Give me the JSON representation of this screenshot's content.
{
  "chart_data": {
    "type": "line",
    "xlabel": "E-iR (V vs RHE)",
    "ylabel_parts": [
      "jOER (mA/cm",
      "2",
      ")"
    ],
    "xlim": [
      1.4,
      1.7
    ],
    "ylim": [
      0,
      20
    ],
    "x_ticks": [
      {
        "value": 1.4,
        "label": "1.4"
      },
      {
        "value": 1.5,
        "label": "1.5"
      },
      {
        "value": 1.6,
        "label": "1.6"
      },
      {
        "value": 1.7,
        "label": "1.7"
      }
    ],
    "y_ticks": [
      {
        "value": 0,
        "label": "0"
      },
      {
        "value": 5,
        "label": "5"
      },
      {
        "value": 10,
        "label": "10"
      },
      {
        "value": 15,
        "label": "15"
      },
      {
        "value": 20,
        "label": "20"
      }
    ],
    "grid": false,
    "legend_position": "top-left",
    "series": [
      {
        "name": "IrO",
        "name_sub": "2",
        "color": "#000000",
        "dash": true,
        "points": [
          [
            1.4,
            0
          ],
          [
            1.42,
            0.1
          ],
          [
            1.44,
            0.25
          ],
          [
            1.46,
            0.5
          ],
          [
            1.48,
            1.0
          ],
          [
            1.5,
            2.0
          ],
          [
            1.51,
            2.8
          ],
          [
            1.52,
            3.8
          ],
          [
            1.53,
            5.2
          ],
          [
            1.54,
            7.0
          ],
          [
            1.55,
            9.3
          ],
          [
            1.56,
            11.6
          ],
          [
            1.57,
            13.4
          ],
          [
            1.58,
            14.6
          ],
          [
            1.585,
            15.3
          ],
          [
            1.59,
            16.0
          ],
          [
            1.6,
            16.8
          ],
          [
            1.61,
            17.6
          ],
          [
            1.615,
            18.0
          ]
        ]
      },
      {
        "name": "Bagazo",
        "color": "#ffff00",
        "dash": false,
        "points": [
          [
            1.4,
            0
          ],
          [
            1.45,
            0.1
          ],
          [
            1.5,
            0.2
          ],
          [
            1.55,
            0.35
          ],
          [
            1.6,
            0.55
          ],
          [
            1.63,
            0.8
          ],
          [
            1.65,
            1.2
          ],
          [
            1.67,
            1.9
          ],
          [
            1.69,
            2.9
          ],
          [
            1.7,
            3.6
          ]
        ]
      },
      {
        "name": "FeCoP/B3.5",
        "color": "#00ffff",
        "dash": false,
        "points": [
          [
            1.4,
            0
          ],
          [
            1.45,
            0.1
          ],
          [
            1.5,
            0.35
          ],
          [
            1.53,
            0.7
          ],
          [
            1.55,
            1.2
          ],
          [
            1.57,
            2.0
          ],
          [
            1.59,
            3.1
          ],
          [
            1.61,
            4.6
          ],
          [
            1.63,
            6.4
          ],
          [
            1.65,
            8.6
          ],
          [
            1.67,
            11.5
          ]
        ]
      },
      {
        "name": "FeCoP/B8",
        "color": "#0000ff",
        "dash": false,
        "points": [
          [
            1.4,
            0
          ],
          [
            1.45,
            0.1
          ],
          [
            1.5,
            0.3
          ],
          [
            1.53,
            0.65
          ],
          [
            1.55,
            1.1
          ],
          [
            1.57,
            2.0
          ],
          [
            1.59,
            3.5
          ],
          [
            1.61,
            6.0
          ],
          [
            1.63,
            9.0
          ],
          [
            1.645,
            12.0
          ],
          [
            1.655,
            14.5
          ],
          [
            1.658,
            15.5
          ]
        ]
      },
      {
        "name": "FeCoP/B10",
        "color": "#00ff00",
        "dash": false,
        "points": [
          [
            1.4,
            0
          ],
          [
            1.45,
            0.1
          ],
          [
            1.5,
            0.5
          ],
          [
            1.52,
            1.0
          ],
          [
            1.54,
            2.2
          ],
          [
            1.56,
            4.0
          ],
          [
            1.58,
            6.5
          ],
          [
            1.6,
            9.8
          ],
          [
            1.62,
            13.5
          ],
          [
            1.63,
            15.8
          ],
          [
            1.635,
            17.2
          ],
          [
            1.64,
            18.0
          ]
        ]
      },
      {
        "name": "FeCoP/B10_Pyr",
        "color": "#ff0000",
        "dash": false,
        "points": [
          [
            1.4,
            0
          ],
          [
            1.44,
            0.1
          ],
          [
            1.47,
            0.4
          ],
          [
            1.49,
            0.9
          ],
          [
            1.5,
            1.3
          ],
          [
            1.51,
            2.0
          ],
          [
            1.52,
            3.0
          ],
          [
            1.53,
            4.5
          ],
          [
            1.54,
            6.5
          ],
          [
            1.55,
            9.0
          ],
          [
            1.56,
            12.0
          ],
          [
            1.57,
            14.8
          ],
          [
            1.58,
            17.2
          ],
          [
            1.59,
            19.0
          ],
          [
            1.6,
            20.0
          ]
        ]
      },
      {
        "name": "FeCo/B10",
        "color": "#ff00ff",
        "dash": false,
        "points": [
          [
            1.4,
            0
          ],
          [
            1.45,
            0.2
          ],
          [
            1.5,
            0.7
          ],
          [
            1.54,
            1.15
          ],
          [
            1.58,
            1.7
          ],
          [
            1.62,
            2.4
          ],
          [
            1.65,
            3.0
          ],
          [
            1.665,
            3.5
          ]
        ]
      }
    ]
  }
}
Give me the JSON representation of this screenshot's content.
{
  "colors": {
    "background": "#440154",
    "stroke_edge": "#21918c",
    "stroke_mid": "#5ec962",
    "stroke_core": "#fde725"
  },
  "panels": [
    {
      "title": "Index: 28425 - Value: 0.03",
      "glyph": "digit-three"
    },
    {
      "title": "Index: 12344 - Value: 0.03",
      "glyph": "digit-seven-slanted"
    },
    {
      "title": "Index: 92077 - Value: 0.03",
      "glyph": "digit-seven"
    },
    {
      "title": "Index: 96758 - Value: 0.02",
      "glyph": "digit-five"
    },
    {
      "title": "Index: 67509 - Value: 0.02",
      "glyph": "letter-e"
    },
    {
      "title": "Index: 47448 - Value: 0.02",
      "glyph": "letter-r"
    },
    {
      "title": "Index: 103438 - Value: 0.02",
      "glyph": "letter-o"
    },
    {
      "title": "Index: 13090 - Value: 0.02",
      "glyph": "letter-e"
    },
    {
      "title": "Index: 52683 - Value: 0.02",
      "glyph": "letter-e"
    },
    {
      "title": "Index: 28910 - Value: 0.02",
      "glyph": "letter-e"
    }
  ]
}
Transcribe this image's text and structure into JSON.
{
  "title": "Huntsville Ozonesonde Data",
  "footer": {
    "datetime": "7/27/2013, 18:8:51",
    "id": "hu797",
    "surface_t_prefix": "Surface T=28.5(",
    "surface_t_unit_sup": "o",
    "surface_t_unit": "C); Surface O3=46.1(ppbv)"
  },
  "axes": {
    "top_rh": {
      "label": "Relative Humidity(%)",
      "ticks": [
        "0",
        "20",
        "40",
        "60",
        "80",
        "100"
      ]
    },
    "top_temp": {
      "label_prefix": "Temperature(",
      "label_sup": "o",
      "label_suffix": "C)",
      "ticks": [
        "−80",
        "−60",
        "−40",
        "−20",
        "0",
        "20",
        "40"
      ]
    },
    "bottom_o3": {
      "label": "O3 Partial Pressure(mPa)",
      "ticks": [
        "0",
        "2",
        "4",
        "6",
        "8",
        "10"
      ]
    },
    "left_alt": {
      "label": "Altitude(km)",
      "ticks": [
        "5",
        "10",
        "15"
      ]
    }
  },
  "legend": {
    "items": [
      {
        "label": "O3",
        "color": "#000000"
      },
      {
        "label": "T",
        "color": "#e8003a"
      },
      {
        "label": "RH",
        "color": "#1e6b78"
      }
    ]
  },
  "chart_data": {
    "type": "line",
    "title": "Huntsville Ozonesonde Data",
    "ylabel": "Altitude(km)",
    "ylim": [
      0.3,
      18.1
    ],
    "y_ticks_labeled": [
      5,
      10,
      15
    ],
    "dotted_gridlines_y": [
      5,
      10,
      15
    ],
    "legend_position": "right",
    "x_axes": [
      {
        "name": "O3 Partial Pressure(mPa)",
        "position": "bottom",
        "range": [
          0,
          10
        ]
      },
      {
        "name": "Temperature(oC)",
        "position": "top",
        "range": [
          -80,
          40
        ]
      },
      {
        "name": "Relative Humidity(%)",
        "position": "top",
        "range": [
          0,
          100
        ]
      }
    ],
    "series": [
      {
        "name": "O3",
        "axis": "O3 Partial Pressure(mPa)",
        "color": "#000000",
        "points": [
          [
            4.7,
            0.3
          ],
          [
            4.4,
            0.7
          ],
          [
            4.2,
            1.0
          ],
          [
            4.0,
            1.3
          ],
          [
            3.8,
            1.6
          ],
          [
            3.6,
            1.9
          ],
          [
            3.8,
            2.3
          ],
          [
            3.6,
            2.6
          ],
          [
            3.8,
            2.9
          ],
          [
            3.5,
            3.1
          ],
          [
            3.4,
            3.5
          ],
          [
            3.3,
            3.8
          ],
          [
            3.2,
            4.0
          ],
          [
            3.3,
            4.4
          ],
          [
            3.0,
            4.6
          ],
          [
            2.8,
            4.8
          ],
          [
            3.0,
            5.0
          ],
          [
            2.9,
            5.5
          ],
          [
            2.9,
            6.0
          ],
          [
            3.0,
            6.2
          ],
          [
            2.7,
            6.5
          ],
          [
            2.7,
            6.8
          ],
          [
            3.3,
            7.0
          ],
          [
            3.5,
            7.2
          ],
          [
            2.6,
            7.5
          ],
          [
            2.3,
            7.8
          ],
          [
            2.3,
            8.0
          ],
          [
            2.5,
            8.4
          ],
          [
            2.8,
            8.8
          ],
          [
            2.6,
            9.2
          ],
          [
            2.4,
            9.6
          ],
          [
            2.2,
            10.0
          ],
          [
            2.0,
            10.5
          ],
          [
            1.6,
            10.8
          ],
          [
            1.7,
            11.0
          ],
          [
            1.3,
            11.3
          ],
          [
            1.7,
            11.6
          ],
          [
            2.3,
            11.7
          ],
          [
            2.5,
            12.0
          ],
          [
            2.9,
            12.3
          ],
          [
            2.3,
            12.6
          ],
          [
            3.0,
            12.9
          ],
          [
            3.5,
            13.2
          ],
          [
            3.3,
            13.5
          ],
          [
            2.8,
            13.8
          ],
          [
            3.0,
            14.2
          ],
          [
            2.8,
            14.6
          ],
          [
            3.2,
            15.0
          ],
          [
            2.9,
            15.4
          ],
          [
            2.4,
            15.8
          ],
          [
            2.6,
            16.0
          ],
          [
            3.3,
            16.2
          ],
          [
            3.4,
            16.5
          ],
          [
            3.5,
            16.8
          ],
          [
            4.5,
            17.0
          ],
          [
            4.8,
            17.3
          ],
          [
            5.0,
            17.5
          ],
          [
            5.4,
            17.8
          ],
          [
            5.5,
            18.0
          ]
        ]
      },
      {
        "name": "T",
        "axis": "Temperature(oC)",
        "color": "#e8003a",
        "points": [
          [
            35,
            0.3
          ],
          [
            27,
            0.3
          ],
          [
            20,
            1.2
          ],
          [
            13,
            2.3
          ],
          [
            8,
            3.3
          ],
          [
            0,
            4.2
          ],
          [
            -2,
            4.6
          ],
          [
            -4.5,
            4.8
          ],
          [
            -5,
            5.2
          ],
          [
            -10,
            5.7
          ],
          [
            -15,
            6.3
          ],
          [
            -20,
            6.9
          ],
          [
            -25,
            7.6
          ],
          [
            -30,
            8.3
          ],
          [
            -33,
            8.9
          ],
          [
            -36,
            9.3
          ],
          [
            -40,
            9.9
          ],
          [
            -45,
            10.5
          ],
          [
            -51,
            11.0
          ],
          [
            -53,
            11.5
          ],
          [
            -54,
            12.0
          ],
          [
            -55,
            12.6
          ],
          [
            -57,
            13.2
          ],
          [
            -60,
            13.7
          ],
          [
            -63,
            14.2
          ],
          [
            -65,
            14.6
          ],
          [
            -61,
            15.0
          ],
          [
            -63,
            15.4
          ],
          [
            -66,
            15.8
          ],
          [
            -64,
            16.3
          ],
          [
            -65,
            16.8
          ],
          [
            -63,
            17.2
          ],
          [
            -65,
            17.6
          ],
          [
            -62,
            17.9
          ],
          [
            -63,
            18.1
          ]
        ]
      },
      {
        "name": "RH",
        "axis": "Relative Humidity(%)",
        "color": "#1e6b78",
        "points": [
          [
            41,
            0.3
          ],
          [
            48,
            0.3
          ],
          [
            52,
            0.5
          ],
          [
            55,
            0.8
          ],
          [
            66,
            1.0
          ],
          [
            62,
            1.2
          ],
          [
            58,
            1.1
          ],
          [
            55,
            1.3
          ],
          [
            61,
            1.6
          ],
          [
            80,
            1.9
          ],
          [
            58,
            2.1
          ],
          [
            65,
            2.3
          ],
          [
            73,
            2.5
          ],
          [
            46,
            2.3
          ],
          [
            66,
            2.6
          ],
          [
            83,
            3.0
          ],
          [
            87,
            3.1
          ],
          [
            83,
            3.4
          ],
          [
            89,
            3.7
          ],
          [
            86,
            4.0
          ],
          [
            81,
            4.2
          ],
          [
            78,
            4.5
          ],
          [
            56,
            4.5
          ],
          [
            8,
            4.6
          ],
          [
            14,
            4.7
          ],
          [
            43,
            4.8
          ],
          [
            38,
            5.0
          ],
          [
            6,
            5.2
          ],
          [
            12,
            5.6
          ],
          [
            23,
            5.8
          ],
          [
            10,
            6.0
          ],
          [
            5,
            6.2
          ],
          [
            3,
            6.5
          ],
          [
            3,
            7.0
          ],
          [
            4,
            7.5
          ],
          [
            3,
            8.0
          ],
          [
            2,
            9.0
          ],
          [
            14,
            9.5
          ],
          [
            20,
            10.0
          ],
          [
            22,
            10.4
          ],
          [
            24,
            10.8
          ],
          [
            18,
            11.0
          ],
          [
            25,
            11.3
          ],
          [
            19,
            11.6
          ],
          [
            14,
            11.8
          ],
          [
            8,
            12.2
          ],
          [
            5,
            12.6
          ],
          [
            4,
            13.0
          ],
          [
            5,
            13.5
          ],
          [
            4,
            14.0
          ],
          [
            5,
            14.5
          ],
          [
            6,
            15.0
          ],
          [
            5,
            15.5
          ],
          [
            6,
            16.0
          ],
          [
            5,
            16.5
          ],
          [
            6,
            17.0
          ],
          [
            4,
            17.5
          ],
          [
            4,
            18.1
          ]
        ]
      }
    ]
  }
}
——————
What is expected → In the entries above, find each line with the string "glyph" and copy it.

Solution for this problem →
      "glyph": "digit-three"
      "glyph": "digit-seven-slanted"
      "glyph": "digit-seven"
      "glyph": "digit-five"
      "glyph": "letter-e"
      "glyph": "letter-r"
      "glyph": "letter-o"
      "glyph": "letter-e"
      "glyph": "letter-e"
      "glyph": "letter-e"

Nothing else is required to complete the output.